## Start
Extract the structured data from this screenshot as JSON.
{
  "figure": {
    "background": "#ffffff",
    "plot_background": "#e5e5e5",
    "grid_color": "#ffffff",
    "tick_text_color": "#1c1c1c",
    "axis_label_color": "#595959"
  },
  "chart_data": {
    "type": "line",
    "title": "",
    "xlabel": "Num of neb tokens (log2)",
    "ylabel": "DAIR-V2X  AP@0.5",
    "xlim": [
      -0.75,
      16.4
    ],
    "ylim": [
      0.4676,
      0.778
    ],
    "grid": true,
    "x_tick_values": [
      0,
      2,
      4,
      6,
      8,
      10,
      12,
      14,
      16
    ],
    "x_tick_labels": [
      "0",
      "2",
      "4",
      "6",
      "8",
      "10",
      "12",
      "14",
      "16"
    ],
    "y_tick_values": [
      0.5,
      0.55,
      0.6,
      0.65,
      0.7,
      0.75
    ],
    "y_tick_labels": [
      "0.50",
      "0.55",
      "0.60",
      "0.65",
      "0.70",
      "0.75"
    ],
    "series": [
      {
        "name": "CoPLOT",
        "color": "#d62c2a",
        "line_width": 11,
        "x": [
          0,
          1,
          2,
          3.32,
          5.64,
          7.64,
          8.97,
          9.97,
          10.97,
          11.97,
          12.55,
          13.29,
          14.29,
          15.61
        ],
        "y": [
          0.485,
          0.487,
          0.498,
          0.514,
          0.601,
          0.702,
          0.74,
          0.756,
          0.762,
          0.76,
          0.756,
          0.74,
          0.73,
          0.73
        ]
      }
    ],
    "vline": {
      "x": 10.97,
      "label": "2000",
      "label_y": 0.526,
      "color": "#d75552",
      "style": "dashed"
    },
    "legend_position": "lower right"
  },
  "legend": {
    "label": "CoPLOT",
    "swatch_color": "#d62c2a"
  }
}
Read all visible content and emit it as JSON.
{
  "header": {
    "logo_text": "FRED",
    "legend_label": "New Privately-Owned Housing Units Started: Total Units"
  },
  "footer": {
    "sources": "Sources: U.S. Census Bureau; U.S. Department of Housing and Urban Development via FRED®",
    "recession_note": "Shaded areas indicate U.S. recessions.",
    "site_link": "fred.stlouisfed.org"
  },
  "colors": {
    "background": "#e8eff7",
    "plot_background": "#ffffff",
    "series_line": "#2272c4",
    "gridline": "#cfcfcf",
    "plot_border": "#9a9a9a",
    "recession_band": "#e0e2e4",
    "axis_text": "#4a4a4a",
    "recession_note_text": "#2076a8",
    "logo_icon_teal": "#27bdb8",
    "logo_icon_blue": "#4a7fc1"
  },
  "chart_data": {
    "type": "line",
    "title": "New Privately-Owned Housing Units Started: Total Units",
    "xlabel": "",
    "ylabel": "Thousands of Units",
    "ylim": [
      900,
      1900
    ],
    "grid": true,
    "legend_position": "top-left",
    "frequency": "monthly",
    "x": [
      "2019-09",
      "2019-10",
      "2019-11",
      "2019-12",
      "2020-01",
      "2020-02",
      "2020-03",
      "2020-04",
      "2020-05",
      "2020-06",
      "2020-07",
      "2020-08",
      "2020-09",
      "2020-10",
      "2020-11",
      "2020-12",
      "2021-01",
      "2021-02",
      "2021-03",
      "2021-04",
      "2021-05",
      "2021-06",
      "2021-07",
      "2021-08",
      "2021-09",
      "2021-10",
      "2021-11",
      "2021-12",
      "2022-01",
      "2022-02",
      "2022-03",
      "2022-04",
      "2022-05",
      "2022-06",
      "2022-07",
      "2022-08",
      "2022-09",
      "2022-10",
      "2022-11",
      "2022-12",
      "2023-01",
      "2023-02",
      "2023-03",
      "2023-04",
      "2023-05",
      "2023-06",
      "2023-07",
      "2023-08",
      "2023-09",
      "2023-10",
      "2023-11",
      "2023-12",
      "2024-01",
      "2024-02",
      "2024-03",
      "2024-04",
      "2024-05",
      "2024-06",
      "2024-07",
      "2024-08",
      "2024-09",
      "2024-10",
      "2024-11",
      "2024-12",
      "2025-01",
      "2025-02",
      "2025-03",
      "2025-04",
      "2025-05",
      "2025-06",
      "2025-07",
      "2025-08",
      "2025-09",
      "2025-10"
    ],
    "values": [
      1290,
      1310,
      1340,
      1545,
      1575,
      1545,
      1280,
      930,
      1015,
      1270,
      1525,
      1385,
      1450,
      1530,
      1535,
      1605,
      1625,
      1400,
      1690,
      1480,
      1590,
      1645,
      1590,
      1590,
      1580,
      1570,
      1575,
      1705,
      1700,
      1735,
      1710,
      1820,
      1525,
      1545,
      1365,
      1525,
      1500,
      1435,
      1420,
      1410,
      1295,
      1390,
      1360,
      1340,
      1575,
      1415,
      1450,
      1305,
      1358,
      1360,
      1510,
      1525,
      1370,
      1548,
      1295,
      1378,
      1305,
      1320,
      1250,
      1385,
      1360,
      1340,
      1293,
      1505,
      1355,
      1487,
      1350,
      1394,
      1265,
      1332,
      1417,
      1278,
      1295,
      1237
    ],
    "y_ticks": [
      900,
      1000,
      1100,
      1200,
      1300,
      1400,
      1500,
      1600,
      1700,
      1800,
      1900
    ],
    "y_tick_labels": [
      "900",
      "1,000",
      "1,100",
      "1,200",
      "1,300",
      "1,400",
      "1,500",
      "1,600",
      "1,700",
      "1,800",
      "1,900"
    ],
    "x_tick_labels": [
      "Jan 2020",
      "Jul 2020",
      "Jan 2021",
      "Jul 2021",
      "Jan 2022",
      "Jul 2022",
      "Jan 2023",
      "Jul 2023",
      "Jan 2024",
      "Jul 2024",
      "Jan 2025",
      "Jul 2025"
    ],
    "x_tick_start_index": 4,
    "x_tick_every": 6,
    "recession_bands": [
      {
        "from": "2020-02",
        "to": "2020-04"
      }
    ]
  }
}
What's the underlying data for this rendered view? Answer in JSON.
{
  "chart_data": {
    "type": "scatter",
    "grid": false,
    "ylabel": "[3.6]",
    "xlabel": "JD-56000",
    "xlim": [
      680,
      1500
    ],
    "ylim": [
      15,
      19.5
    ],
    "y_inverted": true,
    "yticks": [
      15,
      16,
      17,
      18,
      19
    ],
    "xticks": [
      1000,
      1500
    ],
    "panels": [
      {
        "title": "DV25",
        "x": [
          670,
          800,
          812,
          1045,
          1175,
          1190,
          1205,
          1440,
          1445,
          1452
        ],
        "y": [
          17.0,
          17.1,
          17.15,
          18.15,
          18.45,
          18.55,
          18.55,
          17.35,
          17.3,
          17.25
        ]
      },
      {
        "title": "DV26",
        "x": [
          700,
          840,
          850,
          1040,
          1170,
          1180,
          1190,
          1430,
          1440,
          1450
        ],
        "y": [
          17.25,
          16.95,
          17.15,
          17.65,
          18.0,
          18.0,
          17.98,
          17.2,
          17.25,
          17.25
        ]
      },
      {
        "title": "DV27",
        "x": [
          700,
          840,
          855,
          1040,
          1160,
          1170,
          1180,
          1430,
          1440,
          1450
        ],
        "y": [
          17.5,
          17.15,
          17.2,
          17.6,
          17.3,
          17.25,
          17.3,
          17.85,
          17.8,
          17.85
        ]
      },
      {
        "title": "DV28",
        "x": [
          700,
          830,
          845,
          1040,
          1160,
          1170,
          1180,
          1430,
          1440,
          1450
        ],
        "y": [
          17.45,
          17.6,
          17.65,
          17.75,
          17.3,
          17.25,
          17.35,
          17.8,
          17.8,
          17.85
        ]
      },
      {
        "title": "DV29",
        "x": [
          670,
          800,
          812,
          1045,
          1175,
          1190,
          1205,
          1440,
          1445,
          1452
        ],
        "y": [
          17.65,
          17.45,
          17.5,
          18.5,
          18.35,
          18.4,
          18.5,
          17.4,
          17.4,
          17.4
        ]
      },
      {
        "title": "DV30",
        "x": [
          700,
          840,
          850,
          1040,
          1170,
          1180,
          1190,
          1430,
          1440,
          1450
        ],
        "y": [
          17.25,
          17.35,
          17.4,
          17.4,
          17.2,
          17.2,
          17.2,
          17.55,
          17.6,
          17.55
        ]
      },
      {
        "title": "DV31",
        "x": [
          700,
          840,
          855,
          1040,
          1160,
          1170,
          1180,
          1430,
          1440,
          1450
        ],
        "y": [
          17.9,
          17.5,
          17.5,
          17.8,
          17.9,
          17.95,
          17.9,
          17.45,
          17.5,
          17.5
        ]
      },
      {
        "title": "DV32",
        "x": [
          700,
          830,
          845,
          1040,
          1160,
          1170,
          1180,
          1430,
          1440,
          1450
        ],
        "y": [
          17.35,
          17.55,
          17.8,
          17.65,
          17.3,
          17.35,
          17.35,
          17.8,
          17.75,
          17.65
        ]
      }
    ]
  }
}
## End
**BRIEF:** Copy each line of the records that contains the word "Owned".

**THE ANSWER:**
    "legend_label": "New Privately-Owned Housing Units Started: Total Units"
    "title": "New Privately-Owned Housing Units Started: Total Units",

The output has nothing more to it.